→ Exercise prompt
List all lines of the data containing the word "Archiv".

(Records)
_ _ _ _ _ _ _

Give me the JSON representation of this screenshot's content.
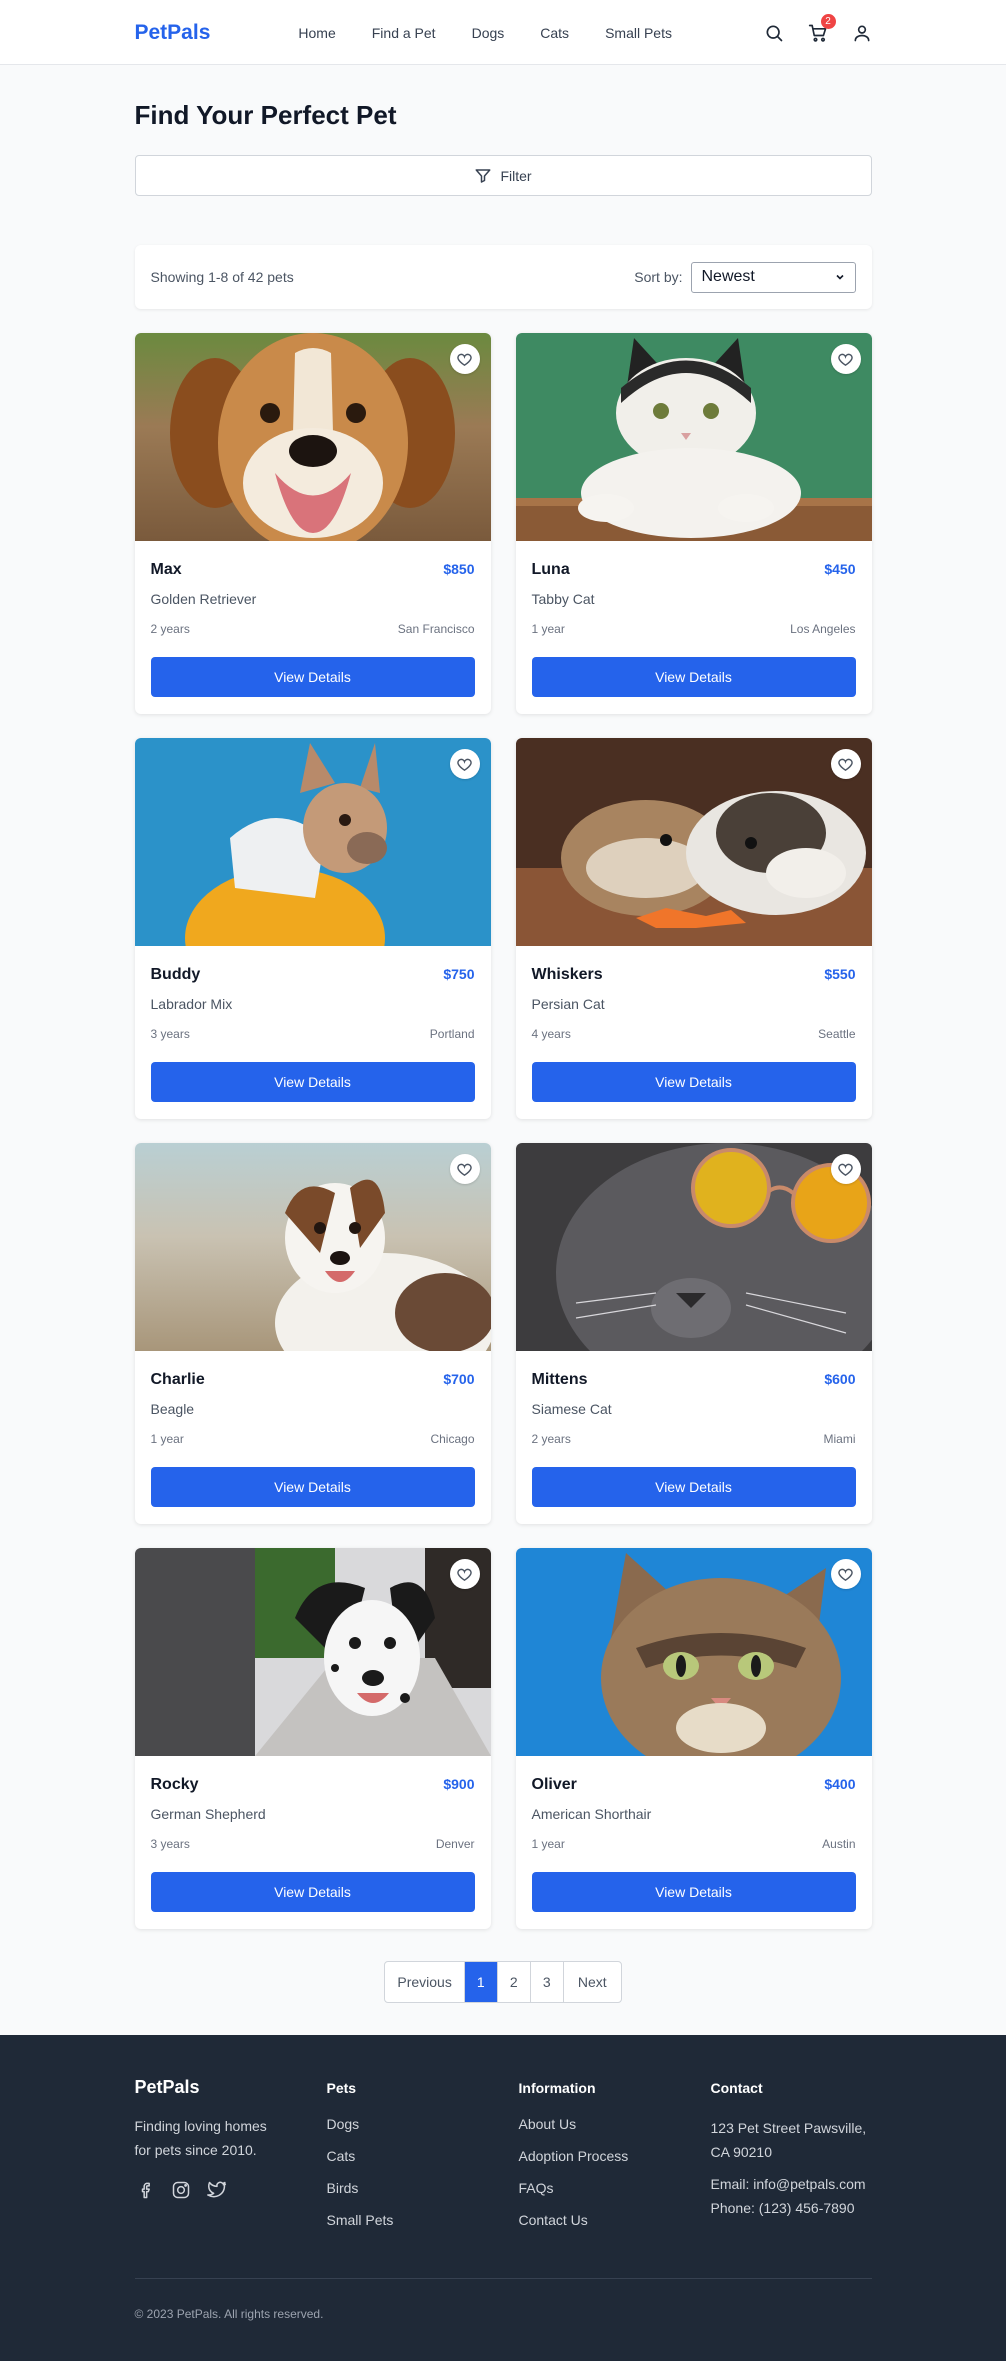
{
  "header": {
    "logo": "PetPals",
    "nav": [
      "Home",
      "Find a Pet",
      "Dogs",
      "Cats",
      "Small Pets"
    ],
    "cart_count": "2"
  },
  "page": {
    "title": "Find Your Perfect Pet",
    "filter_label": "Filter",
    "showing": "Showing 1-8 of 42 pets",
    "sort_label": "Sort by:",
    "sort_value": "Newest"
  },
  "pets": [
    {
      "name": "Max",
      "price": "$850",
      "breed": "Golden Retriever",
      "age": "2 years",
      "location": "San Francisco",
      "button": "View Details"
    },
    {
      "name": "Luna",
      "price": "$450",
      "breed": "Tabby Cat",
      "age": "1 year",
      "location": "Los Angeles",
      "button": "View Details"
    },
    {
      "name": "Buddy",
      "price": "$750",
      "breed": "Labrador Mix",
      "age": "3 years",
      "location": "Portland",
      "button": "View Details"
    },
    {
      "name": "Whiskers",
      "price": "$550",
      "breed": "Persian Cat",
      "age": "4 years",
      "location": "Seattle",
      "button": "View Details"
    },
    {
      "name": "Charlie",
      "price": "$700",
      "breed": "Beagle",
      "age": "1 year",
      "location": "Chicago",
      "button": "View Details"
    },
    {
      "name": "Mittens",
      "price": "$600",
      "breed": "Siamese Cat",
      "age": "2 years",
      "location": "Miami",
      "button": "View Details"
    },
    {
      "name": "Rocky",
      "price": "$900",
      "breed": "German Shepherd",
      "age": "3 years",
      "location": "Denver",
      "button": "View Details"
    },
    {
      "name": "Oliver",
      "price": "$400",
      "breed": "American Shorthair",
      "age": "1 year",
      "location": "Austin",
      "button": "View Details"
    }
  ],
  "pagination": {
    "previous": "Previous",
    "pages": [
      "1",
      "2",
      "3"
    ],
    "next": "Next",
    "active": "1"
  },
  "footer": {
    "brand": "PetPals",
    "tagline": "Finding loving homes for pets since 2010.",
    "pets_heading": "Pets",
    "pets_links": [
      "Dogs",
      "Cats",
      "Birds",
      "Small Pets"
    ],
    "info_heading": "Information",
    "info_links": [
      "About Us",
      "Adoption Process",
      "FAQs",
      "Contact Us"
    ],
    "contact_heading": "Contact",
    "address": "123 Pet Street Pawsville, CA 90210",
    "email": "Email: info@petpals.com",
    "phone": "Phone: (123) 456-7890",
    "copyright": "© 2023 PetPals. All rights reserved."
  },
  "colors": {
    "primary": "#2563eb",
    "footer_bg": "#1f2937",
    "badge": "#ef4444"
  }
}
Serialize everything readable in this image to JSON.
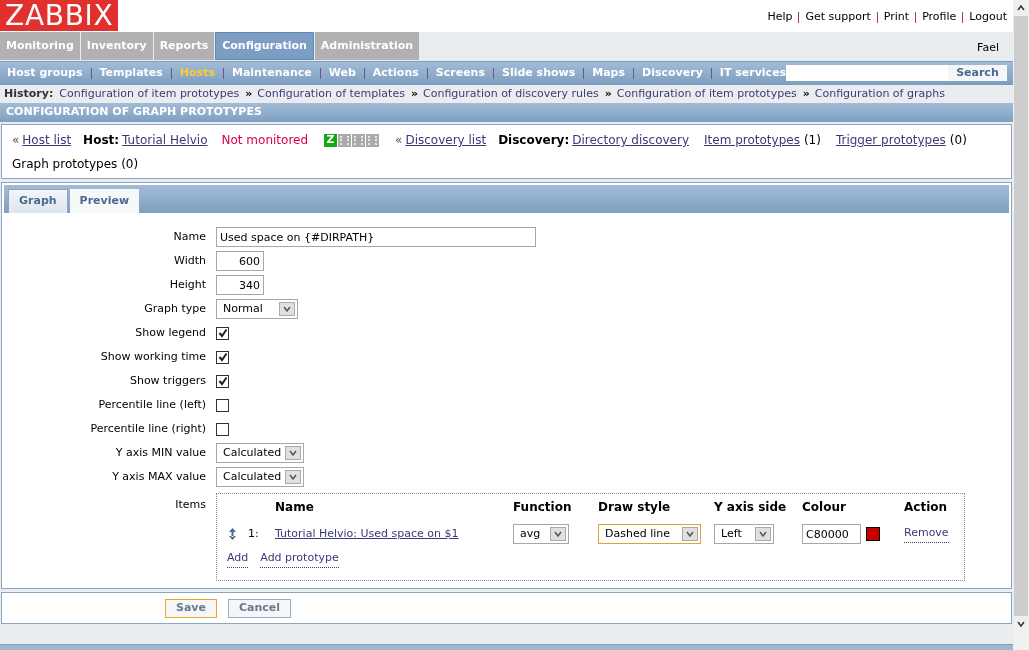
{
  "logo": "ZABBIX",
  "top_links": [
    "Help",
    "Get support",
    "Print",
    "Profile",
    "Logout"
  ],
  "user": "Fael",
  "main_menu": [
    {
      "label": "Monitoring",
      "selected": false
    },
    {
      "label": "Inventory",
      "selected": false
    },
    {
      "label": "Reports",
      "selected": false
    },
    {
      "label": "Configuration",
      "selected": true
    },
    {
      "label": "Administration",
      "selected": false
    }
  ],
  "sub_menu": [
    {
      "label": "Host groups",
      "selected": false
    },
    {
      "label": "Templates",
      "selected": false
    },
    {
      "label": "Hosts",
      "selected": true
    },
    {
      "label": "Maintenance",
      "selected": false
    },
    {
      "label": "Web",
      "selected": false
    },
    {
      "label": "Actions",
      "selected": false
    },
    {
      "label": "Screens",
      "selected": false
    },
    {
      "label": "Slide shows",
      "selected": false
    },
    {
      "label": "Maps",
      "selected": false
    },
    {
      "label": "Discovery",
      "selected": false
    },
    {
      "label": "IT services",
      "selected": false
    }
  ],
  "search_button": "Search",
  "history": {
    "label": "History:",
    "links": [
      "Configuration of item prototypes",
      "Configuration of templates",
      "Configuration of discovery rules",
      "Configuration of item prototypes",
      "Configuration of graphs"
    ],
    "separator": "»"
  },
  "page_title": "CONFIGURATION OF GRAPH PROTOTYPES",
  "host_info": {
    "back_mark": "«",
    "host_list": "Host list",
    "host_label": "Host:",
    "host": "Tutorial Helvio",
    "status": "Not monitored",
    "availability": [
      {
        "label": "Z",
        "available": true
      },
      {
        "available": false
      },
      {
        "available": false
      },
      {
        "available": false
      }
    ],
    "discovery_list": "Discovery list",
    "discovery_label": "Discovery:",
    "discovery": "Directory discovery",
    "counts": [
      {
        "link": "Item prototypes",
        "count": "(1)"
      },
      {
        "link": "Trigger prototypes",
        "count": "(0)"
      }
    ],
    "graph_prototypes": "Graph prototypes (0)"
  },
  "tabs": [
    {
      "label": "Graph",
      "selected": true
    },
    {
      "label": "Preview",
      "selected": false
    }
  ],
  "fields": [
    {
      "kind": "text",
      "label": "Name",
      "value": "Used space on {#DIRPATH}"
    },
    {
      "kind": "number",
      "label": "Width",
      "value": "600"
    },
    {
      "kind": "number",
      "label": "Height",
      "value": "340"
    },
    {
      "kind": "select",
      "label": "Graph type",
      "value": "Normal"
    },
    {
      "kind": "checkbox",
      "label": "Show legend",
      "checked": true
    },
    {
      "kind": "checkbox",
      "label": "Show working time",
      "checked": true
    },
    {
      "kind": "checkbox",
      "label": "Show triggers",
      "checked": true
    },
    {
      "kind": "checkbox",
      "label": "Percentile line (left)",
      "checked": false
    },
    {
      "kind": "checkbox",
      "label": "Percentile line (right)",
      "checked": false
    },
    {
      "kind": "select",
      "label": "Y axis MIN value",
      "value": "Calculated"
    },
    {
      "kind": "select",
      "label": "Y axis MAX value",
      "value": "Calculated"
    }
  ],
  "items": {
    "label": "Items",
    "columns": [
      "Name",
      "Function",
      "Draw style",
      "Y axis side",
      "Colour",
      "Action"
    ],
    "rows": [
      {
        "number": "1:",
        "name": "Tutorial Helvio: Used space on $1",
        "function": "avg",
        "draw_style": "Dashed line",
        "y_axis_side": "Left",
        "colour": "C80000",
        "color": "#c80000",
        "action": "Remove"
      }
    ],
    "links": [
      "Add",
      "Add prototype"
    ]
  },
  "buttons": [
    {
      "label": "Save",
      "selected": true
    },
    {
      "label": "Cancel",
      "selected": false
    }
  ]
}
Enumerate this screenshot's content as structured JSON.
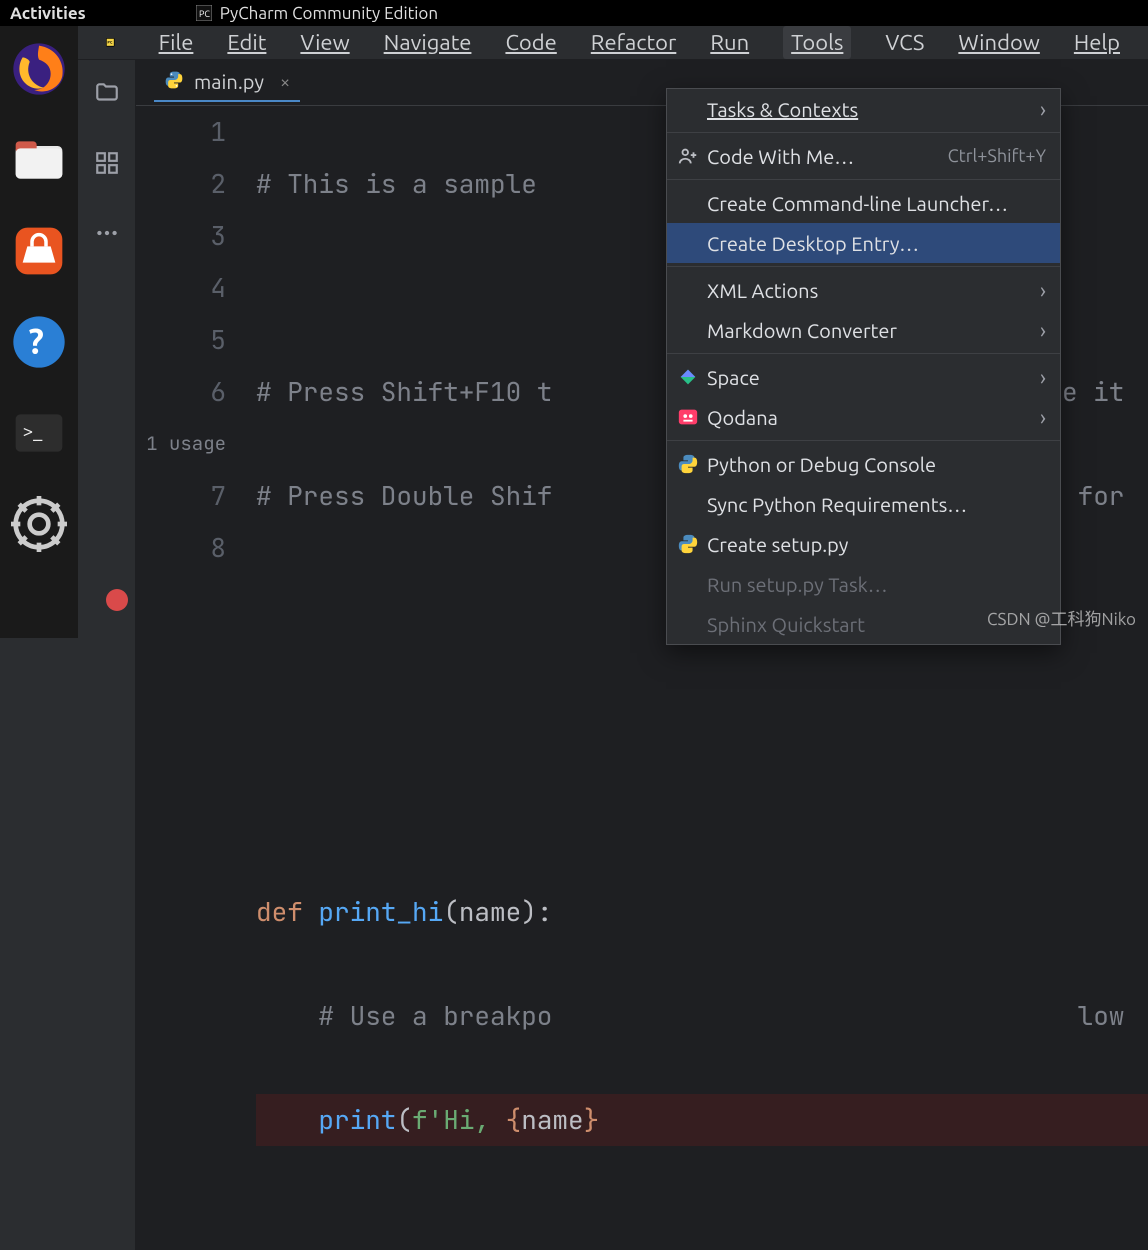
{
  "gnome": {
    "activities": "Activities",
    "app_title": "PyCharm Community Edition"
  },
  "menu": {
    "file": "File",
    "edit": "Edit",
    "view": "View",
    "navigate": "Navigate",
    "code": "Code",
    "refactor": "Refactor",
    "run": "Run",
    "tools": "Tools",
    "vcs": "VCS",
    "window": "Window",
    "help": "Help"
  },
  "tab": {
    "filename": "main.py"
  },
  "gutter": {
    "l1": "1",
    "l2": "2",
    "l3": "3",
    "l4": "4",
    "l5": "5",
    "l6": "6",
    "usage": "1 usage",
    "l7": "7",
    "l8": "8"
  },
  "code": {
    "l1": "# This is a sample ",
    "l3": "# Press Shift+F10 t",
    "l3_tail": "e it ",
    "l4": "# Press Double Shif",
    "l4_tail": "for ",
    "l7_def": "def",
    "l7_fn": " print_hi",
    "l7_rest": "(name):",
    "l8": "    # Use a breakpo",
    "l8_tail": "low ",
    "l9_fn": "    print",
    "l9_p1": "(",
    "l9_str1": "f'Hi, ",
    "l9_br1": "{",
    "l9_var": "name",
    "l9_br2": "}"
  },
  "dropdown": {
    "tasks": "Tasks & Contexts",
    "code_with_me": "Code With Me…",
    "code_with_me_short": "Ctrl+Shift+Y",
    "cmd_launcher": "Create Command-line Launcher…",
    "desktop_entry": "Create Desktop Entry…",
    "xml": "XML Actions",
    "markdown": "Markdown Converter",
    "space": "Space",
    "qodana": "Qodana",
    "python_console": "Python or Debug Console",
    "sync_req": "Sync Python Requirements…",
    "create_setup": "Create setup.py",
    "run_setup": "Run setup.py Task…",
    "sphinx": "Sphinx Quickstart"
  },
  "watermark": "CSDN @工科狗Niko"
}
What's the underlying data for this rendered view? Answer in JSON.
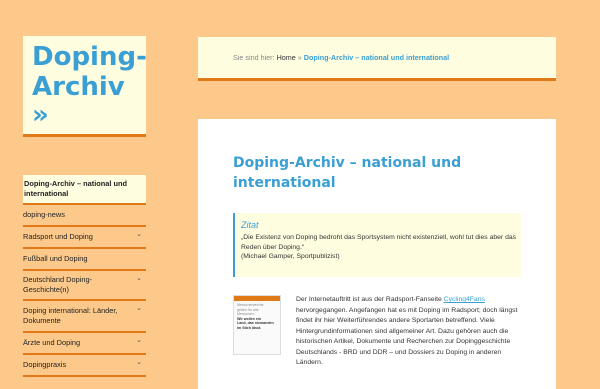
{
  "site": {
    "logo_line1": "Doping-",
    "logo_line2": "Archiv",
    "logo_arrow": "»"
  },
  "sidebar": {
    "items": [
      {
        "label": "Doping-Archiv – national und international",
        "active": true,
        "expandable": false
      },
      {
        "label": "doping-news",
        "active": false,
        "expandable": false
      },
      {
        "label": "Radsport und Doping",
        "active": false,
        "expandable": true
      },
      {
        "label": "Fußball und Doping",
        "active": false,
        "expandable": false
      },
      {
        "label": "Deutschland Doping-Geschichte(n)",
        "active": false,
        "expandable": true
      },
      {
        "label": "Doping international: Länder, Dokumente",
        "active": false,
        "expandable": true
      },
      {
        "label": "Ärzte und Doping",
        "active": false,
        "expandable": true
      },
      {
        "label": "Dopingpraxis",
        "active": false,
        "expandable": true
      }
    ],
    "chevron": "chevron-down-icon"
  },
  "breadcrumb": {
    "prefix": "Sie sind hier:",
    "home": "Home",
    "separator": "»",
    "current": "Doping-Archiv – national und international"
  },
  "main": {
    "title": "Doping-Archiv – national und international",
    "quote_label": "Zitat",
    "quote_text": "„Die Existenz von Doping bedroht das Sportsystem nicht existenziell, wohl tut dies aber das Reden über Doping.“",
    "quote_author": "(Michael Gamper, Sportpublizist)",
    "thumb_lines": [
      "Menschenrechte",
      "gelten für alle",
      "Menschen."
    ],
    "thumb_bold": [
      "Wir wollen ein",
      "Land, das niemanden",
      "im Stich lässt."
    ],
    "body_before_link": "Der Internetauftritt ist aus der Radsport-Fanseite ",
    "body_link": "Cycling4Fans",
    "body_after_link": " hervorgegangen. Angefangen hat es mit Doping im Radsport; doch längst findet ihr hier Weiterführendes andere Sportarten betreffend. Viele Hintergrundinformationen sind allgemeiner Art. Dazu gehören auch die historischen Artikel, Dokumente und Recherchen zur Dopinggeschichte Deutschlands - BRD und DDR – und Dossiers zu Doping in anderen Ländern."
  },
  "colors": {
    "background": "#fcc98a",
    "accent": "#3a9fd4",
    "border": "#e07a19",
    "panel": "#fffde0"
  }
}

_ _ _ _ _ _ _

→ Exercise solution
    "logo_line2": "Archiv",
        "label": "Doping-Archiv – national und international",
    "current": "Doping-Archiv – national und international"
    "title": "Doping-Archiv – national und international",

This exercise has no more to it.